** BEGIN Information shown **
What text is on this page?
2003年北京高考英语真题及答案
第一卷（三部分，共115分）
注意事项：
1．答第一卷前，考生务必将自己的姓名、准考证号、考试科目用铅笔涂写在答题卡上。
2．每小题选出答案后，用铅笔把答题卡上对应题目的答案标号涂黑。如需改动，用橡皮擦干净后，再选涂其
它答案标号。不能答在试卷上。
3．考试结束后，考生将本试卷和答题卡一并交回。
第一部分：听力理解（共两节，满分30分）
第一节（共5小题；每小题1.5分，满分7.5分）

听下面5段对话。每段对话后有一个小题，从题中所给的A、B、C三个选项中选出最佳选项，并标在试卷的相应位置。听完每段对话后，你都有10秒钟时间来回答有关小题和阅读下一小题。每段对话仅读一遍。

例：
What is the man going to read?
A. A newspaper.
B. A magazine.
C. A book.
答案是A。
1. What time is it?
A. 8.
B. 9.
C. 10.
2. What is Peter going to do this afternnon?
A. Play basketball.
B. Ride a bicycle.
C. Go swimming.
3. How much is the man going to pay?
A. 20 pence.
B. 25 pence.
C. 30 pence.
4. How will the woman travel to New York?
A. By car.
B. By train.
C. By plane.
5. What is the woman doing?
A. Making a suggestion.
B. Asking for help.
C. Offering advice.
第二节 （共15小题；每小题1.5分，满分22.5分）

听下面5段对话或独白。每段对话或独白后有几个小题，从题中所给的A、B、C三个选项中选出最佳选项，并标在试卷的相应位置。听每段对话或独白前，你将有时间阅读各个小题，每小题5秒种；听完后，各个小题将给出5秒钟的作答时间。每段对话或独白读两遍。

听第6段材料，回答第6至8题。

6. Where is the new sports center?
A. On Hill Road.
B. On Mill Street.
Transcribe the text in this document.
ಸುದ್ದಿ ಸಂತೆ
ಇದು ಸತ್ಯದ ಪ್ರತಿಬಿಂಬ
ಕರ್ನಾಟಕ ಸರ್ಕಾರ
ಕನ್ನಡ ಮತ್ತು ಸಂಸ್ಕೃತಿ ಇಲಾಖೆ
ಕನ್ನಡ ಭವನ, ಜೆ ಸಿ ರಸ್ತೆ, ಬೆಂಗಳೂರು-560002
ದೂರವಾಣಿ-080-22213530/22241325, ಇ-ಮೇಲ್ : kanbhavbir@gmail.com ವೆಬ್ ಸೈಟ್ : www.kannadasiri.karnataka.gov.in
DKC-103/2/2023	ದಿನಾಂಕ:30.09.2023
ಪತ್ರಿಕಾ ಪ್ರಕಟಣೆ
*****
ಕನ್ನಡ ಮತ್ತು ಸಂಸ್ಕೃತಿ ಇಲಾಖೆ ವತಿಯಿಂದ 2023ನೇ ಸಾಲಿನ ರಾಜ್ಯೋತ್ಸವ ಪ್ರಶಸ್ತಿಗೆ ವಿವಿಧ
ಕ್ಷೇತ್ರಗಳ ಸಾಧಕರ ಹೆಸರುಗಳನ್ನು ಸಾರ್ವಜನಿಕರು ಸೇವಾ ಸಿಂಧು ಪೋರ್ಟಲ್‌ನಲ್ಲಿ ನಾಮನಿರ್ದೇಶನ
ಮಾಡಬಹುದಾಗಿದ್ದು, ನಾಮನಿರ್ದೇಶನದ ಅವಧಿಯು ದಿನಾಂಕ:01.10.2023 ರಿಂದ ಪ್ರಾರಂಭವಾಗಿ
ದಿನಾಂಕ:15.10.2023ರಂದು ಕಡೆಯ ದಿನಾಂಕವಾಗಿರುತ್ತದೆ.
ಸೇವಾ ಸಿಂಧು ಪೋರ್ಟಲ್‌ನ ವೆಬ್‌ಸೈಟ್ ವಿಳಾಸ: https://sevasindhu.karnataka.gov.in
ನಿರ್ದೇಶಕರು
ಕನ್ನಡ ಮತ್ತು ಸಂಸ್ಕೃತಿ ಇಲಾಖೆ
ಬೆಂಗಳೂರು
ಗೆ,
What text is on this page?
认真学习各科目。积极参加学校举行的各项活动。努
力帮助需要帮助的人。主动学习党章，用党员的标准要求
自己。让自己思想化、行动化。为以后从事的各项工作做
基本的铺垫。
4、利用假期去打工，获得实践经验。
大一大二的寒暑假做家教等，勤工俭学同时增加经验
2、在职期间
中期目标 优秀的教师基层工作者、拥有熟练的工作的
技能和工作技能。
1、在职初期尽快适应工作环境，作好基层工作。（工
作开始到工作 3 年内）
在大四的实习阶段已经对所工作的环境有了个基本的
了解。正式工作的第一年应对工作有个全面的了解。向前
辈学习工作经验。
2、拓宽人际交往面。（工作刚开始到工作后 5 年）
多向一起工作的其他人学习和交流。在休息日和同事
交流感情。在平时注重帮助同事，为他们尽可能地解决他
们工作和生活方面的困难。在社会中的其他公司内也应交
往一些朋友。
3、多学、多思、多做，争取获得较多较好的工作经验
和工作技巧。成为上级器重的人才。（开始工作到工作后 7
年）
** END Information shown **
— Short problem —
Every line of the data above should be copied exactly.

— Solution for this task —
What text is on this page?
2003年北京高考英语真题及答案
第一卷（三部分，共115分）
注意事项：
1．答第一卷前，考生务必将自己的姓名、准考证号、考试科目用铅笔涂写在答题卡上。
2．每小题选出答案后，用铅笔把答题卡上对应题目的答案标号涂黑。如需改动，用橡皮擦干净后，再选涂其
它答案标号。不能答在试卷上。
3．考试结束后，考生将本试卷和答题卡一并交回。
第一部分：听力理解（共两节，满分30分）
第一节（共5小题；每小题1.5分，满分7.5分）

听下面5段对话。每段对话后有一个小题，从题中所给的A、B、C三个选项中选出最佳选项，并标在试卷的相应位置。听完每段对话后，你都有10秒钟时间来回答有关小题和阅读下一小题。每段对话仅读一遍。

例：
What is the man going to read?
A. A newspaper.
B. A magazine.
C. A book.
答案是A。
1. What time is it?
A. 8.
B. 9.
C. 10.
2. What is Peter going to do this afternnon?
A. Play basketball.
B. Ride a bicycle.
C. Go swimming.
3. How much is the man going to pay?
A. 20 pence.
B. 25 pence.
C. 30 pence.
4. How will the woman travel to New York?
A. By car.
B. By train.
C. By plane.
5. What is the woman doing?
A. Making a suggestion.
B. Asking for help.
C. Offering advice.
第二节 （共15小题；每小题1.5分，满分22.5分）

听下面5段对话或独白。每段对话或独白后有几个小题，从题中所给的A、B、C三个选项中选出最佳选项，并标在试卷的相应位置。听每段对话或独白前，你将有时间阅读各个小题，每小题5秒种；听完后，各个小题将给出5秒钟的作答时间。每段对话或独白读两遍。

听第6段材料，回答第6至8题。

6. Where is the new sports center?
A. On Hill Road.
B. On Mill Street.
Transcribe the text in this document.
ಸುದ್ದಿ ಸಂತೆ
ಇದು ಸತ್ಯದ ಪ್ರತಿಬಿಂಬ
ಕರ್ನಾಟಕ ಸರ್ಕಾರ
ಕನ್ನಡ ಮತ್ತು ಸಂಸ್ಕೃತಿ ಇಲಾಖೆ
ಕನ್ನಡ ಭವನ, ಜೆ ಸಿ ರಸ್ತೆ, ಬೆಂಗಳೂರು-560002
ದೂರವಾಣಿ-080-22213530/22241325, ಇ-ಮೇಲ್ : kanbhavbir@gmail.com ವೆಬ್ ಸೈಟ್ : www.kannadasiri.karnataka.gov.in
DKC-103/2/2023	ದಿನಾಂಕ:30.09.2023
ಪತ್ರಿಕಾ ಪ್ರಕಟಣೆ
*****
ಕನ್ನಡ ಮತ್ತು ಸಂಸ್ಕೃತಿ ಇಲಾಖೆ ವತಿಯಿಂದ 2023ನೇ ಸಾಲಿನ ರಾಜ್ಯೋತ್ಸವ ಪ್ರಶಸ್ತಿಗೆ ವಿವಿಧ
ಕ್ಷೇತ್ರಗಳ ಸಾಧಕರ ಹೆಸರುಗಳನ್ನು ಸಾರ್ವಜನಿಕರು ಸೇವಾ ಸಿಂಧು ಪೋರ್ಟಲ್‌ನಲ್ಲಿ ನಾಮನಿರ್ದೇಶನ
ಮಾಡಬಹುದಾಗಿದ್ದು, ನಾಮನಿರ್ದೇಶನದ ಅವಧಿಯು ದಿನಾಂಕ:01.10.2023 ರಿಂದ ಪ್ರಾರಂಭವಾಗಿ
ದಿನಾಂಕ:15.10.2023ರಂದು ಕಡೆಯ ದಿನಾಂಕವಾಗಿರುತ್ತದೆ.
ಸೇವಾ ಸಿಂಧು ಪೋರ್ಟಲ್‌ನ ವೆಬ್‌ಸೈಟ್ ವಿಳಾಸ: https://sevasindhu.karnataka.gov.in
ನಿರ್ದೇಶಕರು
ಕನ್ನಡ ಮತ್ತು ಸಂಸ್ಕೃತಿ ಇಲಾಖೆ
ಬೆಂಗಳೂರು
ಗೆ,
What text is on this page?
认真学习各科目。积极参加学校举行的各项活动。努
力帮助需要帮助的人。主动学习党章，用党员的标准要求
自己。让自己思想化、行动化。为以后从事的各项工作做
基本的铺垫。
4、利用假期去打工，获得实践经验。
大一大二的寒暑假做家教等，勤工俭学同时增加经验
2、在职期间
中期目标 优秀的教师基层工作者、拥有熟练的工作的
技能和工作技能。
1、在职初期尽快适应工作环境，作好基层工作。（工
作开始到工作 3 年内）
在大四的实习阶段已经对所工作的环境有了个基本的
了解。正式工作的第一年应对工作有个全面的了解。向前
辈学习工作经验。
2、拓宽人际交往面。（工作刚开始到工作后 5 年）
多向一起工作的其他人学习和交流。在休息日和同事
交流感情。在平时注重帮助同事，为他们尽可能地解决他
们工作和生活方面的困难。在社会中的其他公司内也应交
往一些朋友。
3、多学、多思、多做，争取获得较多较好的工作经验
和工作技巧。成为上级器重的人才。（开始工作到工作后 7
年）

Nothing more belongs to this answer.